[Start of Available data]
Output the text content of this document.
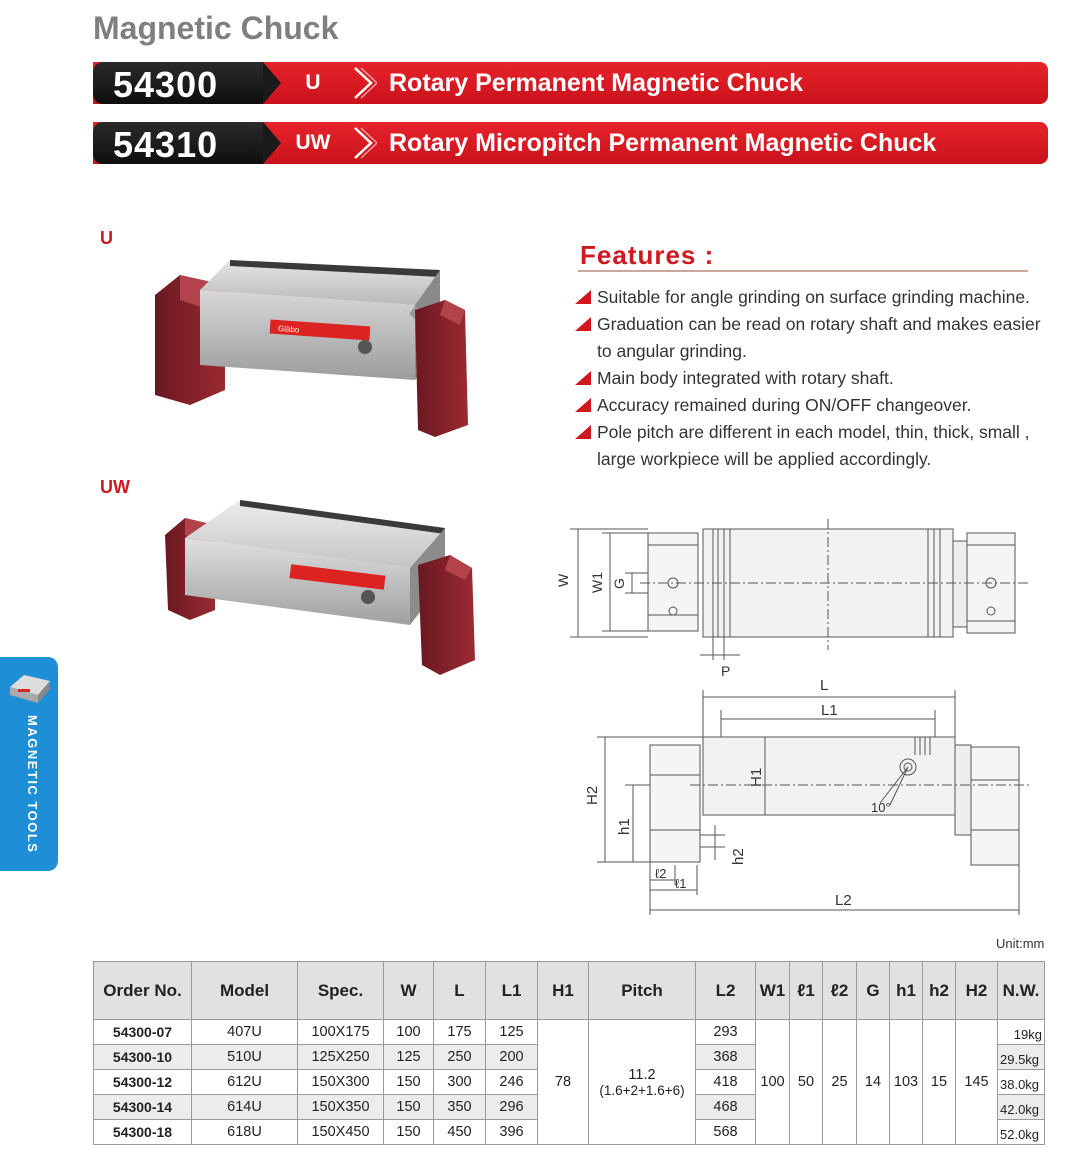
Magnetic Chuck
54300	U	Rotary Permanent Magnetic Chuck
54310	UW	Rotary Micropitch Permanent Magnetic Chuck
U
UW
Gläbo
Features :
Suitable for angle grinding on surface grinding machine.
Graduation can be read on rotary shaft and makes easier to angular grinding.
Main body integrated with rotary shaft.
Accuracy remained during ON/OFF changeover.
Pole pitch are different in each model, thin, thick, small , large workpiece will be applied accordingly.
W W1 G
P
L
L1
H2
h1
H1
h2
ℓ2
ℓ1
L2
10°
MAGNETIC TOOLS
Unit:mm
Order No.	Model	Spec.	W	L	L1	H1	Pitch	L2	W1	ℓ1	ℓ2	G	h1	h2	H2	N.W.
54300-07	407U	100X175	100	175	125	78	11.2
(1.6+2+1.6+6)	293	100	50	25	14	103	15	145	19kg
54300-10	510U	125X250	125	250	200			368								29.5kg
54300-12	612U	150X300	150	300	246			418								38.0kg
54300-14	614U	150X350	150	350	296			468								42.0kg
54300-18	618U	150X450	150	450	396			568								52.0kg
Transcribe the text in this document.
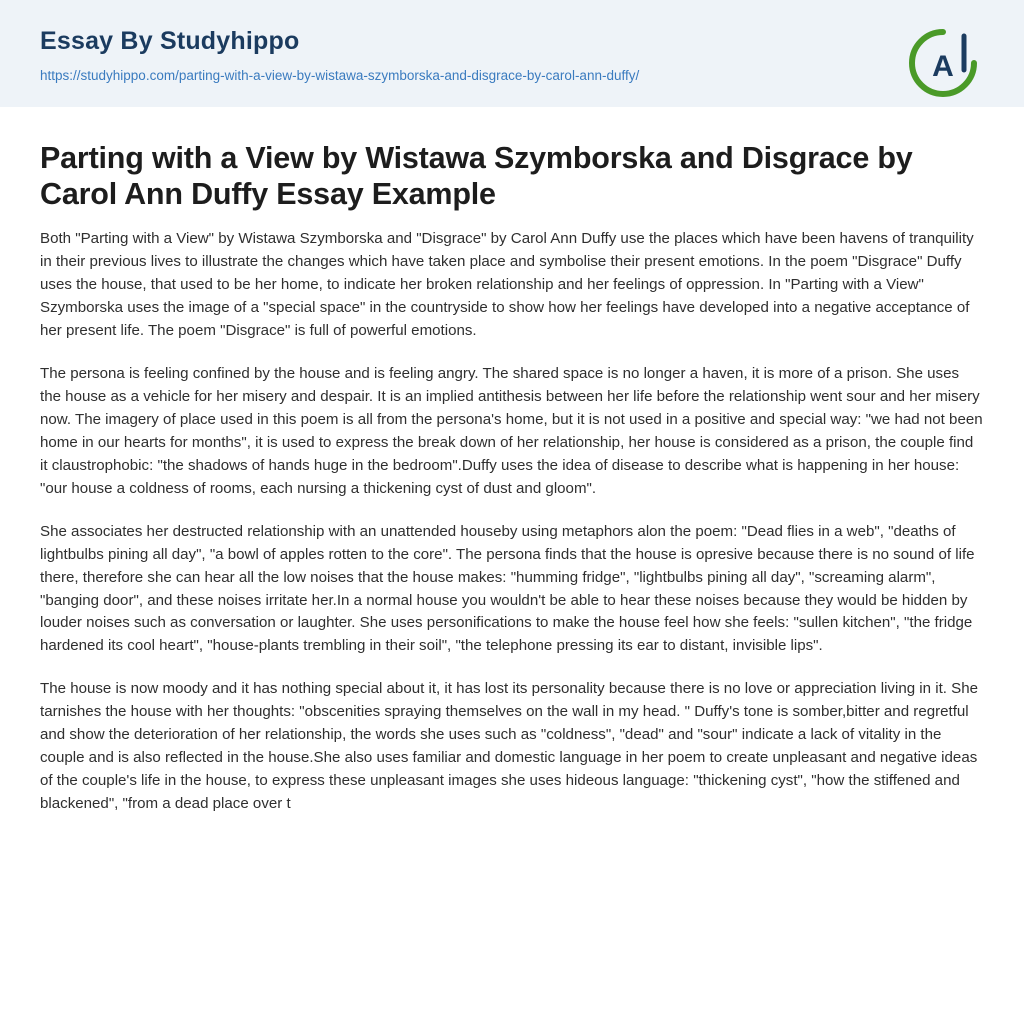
Essay By Studyhippo
https://studyhippo.com/parting-with-a-view-by-wistawa-szymborska-and-disgrace-by-carol-ann-duffy/	A
Parting with a View by Wistawa Szymborska and Disgrace by Carol Ann Duffy Essay Example

Both "Parting with a View" by Wistawa Szymborska and "Disgrace" by Carol Ann Duffy use the places which have been havens of tranquility in their previous lives to illustrate the changes which have taken place and symbolise their present emotions. In the poem "Disgrace" Duffy uses the house, that used to be her home, to indicate her broken relationship and her feelings of oppression. In "Parting with a View" Szymborska uses the image of a "special space" in the countryside to show how her feelings have developed into a negative acceptance of her present life. The poem "Disgrace" is full of powerful emotions.

The persona is feeling confined by the house and is feeling angry. The shared space is no longer a haven, it is more of a prison. She uses the house as a vehicle for her misery and despair. It is an implied antithesis between her life before the relationship went sour and her misery now. The imagery of place used in this poem is all from the persona's home, but it is not used in a positive and special way: "we had not been home in our hearts for months", it is used to express the break down of her relationship, her house is considered as a prison, the couple find it claustrophobic: "the shadows of hands huge in the bedroom".Duffy uses the idea of disease to describe what is happening in her house: "our house a coldness of rooms, each nursing a thickening cyst of dust and gloom".

She associates her destructed relationship with an unattended houseby using metaphors alon the poem: "Dead flies in a web", "deaths of lightbulbs pining all day", "a bowl of apples rotten to the core". The persona finds that the house is opresive because there is no sound of life there, therefore she can hear all the low noises that the house makes: "humming fridge", "lightbulbs pining all day", "screaming alarm", "banging door", and these noises irritate her.In a normal house you wouldn't be able to hear these noises because they would be hidden by louder noises such as conversation or laughter. She uses personifications to make the house feel how she feels: "sullen kitchen", "the fridge hardened its cool heart", "house-plants trembling in their soil", "the telephone pressing its ear to distant, invisible lips".

The house is now moody and it has nothing special about it, it has lost its personality because there is no love or appreciation living in it. She tarnishes the house with her thoughts: "obscenities spraying themselves on the wall in my head. " Duffy's tone is somber,bitter and regretful and show the deterioration of her relationship, the words she uses such as "coldness", "dead" and "sour" indicate a lack of vitality in the couple and is also reflected in the house.She also uses familiar and domestic language in her poem to create unpleasant and negative ideas of the couple's life in the house, to express these unpleasant images she uses hideous language: "thickening cyst", "how the stiffened and blackened", "from a dead place over t
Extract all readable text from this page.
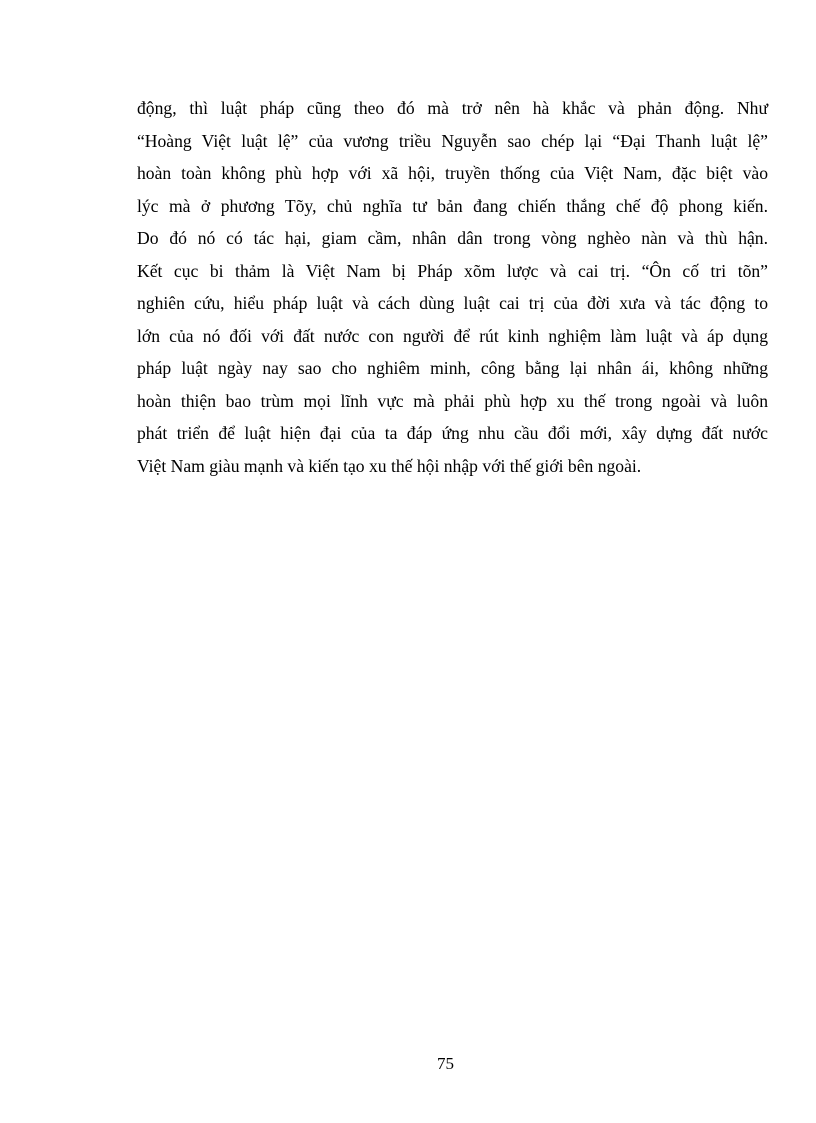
động, thì luật pháp cũng theo đó mà trở nên hà khắc và phản động. Như
“Hoàng Việt luật lệ” của vương triều Nguyễn sao chép lại “Đại Thanh luật lệ”
hoàn toàn không phù hợp với xã hội, truyền thống của Việt Nam, đặc biệt vào
lýc mà ở phương Tõy, chủ nghĩa tư bản đang chiến thắng chế độ phong kiến.
Do đó nó có tác hại, giam cầm, nhân dân trong vòng nghèo nàn và thù hận.
Kết cục bi thảm là Việt Nam bị Pháp xõm lược và cai trị. “Ôn cố tri tõn”
nghiên cứu, hiểu pháp luật và cách dùng luật cai trị của đời xưa và tác động to
lớn của nó đối với đất nước con người để rút kinh nghiệm làm luật và áp dụng
pháp luật ngày nay sao cho nghiêm minh, công bằng lại nhân ái, không những
hoàn thiện bao trùm mọi lĩnh vực mà phải phù hợp xu thế trong ngoài và luôn
phát triển để luật hiện đại của ta đáp ứng nhu cầu đổi mới, xây dựng đất nước
Việt Nam giàu mạnh và kiến tạo xu thế hội nhập với thế giới bên ngoài.
75
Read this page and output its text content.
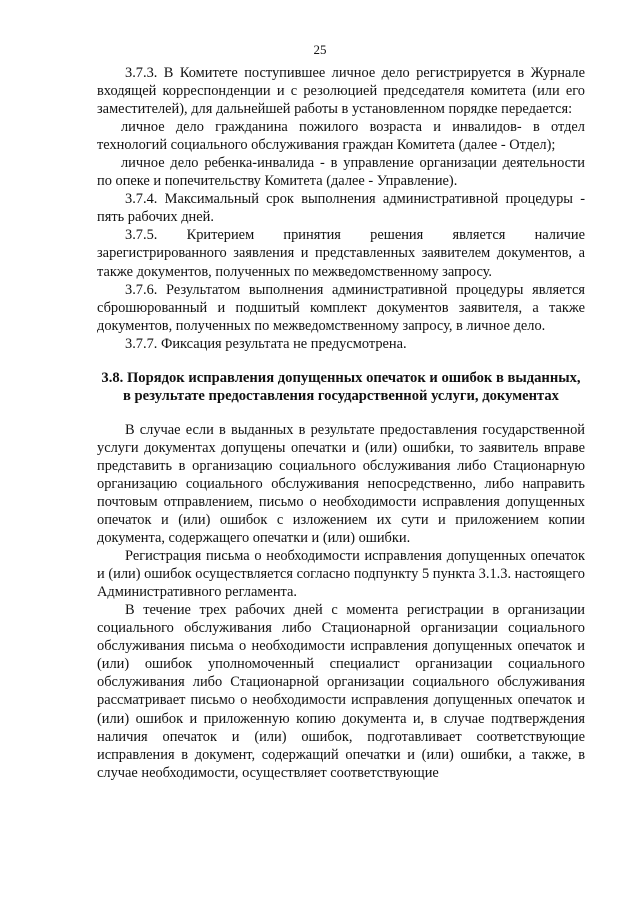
25

3.7.3. В Комитете поступившее личное дело регистрируется в Журнале входящей корреспонденции и с резолюцией председателя комитета (или его заместителей), для дальнейшей работы в установленном порядке передается:

личное дело гражданина пожилого возраста и инвалидов- в отдел технологий социального обслуживания граждан Комитета (далее - Отдел);

личное дело ребенка-инвалида - в управление организации деятельности по опеке и попечительству Комитета (далее - Управление).

3.7.4. Максимальный срок выполнения административной процедуры - пять рабочих дней.

3.7.5. Критерием принятия решения является наличие зарегистрированного заявления и представленных заявителем документов, а также документов, полученных по межведомственному запросу.

3.7.6. Результатом выполнения административной процедуры является сброшюрованный и подшитый комплект документов заявителя, а также документов, полученных по межведомственному запросу, в личное дело.

3.7.7. Фиксация результата не предусмотрена.

3.8. Порядок исправления допущенных опечаток и ошибок в выданных, в результате предоставления государственной услуги, документах

В случае если в выданных в результате предоставления государственной услуги документах допущены опечатки и (или) ошибки, то заявитель вправе представить в организацию социального обслуживания либо Стационарную организацию социального обслуживания непосредственно, либо направить почтовым отправлением, письмо о необходимости исправления допущенных опечаток и (или) ошибок с изложением их сути и приложением копии документа, содержащего опечатки и (или) ошибки.

Регистрация письма о необходимости исправления допущенных опечаток и (или) ошибок осуществляется согласно подпункту 5 пункта 3.1.3. настоящего Административного регламента.

В течение трех рабочих дней с момента регистрации в организации социального обслуживания либо Стационарной организации социального обслуживания письма о необходимости исправления допущенных опечаток и (или) ошибок уполномоченный специалист организации социального обслуживания либо Стационарной организации социального обслуживания рассматривает письмо о необходимости исправления допущенных опечаток и (или) ошибок и приложенную копию документа и, в случае подтверждения наличия опечаток и (или) ошибок, подготавливает соответствующие исправления в документ, содержащий опечатки и (или) ошибки, а также, в случае необходимости, осуществляет соответствующие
[End of Available data]
■ Objective:
Repeat the material above verbatim, with no pictures in the output.

■ Output for this task:
Output the text content of this document.
Magnetic Chuck
54300	U	Rotary Permanent Magnetic Chuck
54310	UW	Rotary Micropitch Permanent Magnetic Chuck
U
UW
Gläbo
Features :
Suitable for angle grinding on surface grinding machine.
Graduation can be read on rotary shaft and makes easier to angular grinding.
Main body integrated with rotary shaft.
Accuracy remained during ON/OFF changeover.
Pole pitch are different in each model, thin, thick, small , large workpiece will be applied accordingly.
W W1 G
P
L
L1
H2
h1
H1
h2
ℓ2
ℓ1
L2
10°
MAGNETIC TOOLS
Unit:mm
Order No.	Model	Spec.	W	L	L1	H1	Pitch	L2	W1	ℓ1	ℓ2	G	h1	h2	H2	N.W.
54300-07	407U	100X175	100	175	125	78	11.2
(1.6+2+1.6+6)	293	100	50	25	14	103	15	145	19kg
54300-10	510U	125X250	125	250	200			368								29.5kg
54300-12	612U	150X300	150	300	246			418								38.0kg
54300-14	614U	150X350	150	350	296			468								42.0kg
54300-18	618U	150X450	150	450	396			568								52.0kg
Transcribe the text in this document.
Essay By Studyhippo
https://studyhippo.com/parting-with-a-view-by-wistawa-szymborska-and-disgrace-by-carol-ann-duffy/	A
Parting with a View by Wistawa Szymborska and Disgrace by Carol Ann Duffy Essay Example

Both "Parting with a View" by Wistawa Szymborska and "Disgrace" by Carol Ann Duffy use the places which have been havens of tranquility in their previous lives to illustrate the changes which have taken place and symbolise their present emotions. In the poem "Disgrace" Duffy uses the house, that used to be her home, to indicate her broken relationship and her feelings of oppression. In "Parting with a View" Szymborska uses the image of a "special space" in the countryside to show how her feelings have developed into a negative acceptance of her present life. The poem "Disgrace" is full of powerful emotions.

The persona is feeling confined by the house and is feeling angry. The shared space is no longer a haven, it is more of a prison. She uses the house as a vehicle for her misery and despair. It is an implied antithesis between her life before the relationship went sour and her misery now. The imagery of place used in this poem is all from the persona's home, but it is not used in a positive and special way: "we had not been home in our hearts for months", it is used to express the break down of her relationship, her house is considered as a prison, the couple find it claustrophobic: "the shadows of hands huge in the bedroom".Duffy uses the idea of disease to describe what is happening in her house: "our house a coldness of rooms, each nursing a thickening cyst of dust and gloom".

She associates her destructed relationship with an unattended houseby using metaphors alon the poem: "Dead flies in a web", "deaths of lightbulbs pining all day", "a bowl of apples rotten to the core". The persona finds that the house is opresive because there is no sound of life there, therefore she can hear all the low noises that the house makes: "humming fridge", "lightbulbs pining all day", "screaming alarm", "banging door", and these noises irritate her.In a normal house you wouldn't be able to hear these noises because they would be hidden by louder noises such as conversation or laughter. She uses personifications to make the house feel how she feels: "sullen kitchen", "the fridge hardened its cool heart", "house-plants trembling in their soil", "the telephone pressing its ear to distant, invisible lips".

The house is now moody and it has nothing special about it, it has lost its personality because there is no love or appreciation living in it. She tarnishes the house with her thoughts: "obscenities spraying themselves on the wall in my head. " Duffy's tone is somber,bitter and regretful and show the deterioration of her relationship, the words she uses such as "coldness", "dead" and "sour" indicate a lack of vitality in the couple and is also reflected in the house.She also uses familiar and domestic language in her poem to create unpleasant and negative ideas of the couple's life in the house, to express these unpleasant images she uses hideous language: "thickening cyst", "how the stiffened and blackened", "from a dead place over t
Extract all readable text from this page.
động, thì luật pháp cũng theo đó mà trở nên hà khắc và phản động. Như
“Hoàng Việt luật lệ” của vương triều Nguyễn sao chép lại “Đại Thanh luật lệ”
hoàn toàn không phù hợp với xã hội, truyền thống của Việt Nam, đặc biệt vào
lýc mà ở phương Tõy, chủ nghĩa tư bản đang chiến thắng chế độ phong kiến.
Do đó nó có tác hại, giam cầm, nhân dân trong vòng nghèo nàn và thù hận.
Kết cục bi thảm là Việt Nam bị Pháp xõm lược và cai trị. “Ôn cố tri tõn”
nghiên cứu, hiểu pháp luật và cách dùng luật cai trị của đời xưa và tác động to
lớn của nó đối với đất nước con người để rút kinh nghiệm làm luật và áp dụng
pháp luật ngày nay sao cho nghiêm minh, công bằng lại nhân ái, không những
hoàn thiện bao trùm mọi lĩnh vực mà phải phù hợp xu thế trong ngoài và luôn
phát triển để luật hiện đại của ta đáp ứng nhu cầu đổi mới, xây dựng đất nước
Việt Nam giàu mạnh và kiến tạo xu thế hội nhập với thế giới bên ngoài.
75
Read this page and output its text content.
25

3.7.3. В Комитете поступившее личное дело регистрируется в Журнале входящей корреспонденции и с резолюцией председателя комитета (или его заместителей), для дальнейшей работы в установленном порядке передается:

личное дело гражданина пожилого возраста и инвалидов- в отдел технологий социального обслуживания граждан Комитета (далее - Отдел);

личное дело ребенка-инвалида - в управление организации деятельности по опеке и попечительству Комитета (далее - Управление).

3.7.4. Максимальный срок выполнения административной процедуры - пять рабочих дней.

3.7.5. Критерием принятия решения является наличие зарегистрированного заявления и представленных заявителем документов, а также документов, полученных по межведомственному запросу.

3.7.6. Результатом выполнения административной процедуры является сброшюрованный и подшитый комплект документов заявителя, а также документов, полученных по межведомственному запросу, в личное дело.

3.7.7. Фиксация результата не предусмотрена.

3.8. Порядок исправления допущенных опечаток и ошибок в выданных, в результате предоставления государственной услуги, документах

В случае если в выданных в результате предоставления государственной услуги документах допущены опечатки и (или) ошибки, то заявитель вправе представить в организацию социального обслуживания либо Стационарную организацию социального обслуживания непосредственно, либо направить почтовым отправлением, письмо о необходимости исправления допущенных опечаток и (или) ошибок с изложением их сути и приложением копии документа, содержащего опечатки и (или) ошибки.

Регистрация письма о необходимости исправления допущенных опечаток и (или) ошибок осуществляется согласно подпункту 5 пункта 3.1.3. настоящего Административного регламента.

В течение трех рабочих дней с момента регистрации в организации социального обслуживания либо Стационарной организации социального обслуживания письма о необходимости исправления допущенных опечаток и (или) ошибок уполномоченный специалист организации социального обслуживания либо Стационарной организации социального обслуживания рассматривает письмо о необходимости исправления допущенных опечаток и (или) ошибок и приложенную копию документа и, в случае подтверждения наличия опечаток и (или) ошибок, подготавливает соответствующие исправления в документ, содержащий опечатки и (или) ошибки, а также, в случае необходимости, осуществляет соответствующие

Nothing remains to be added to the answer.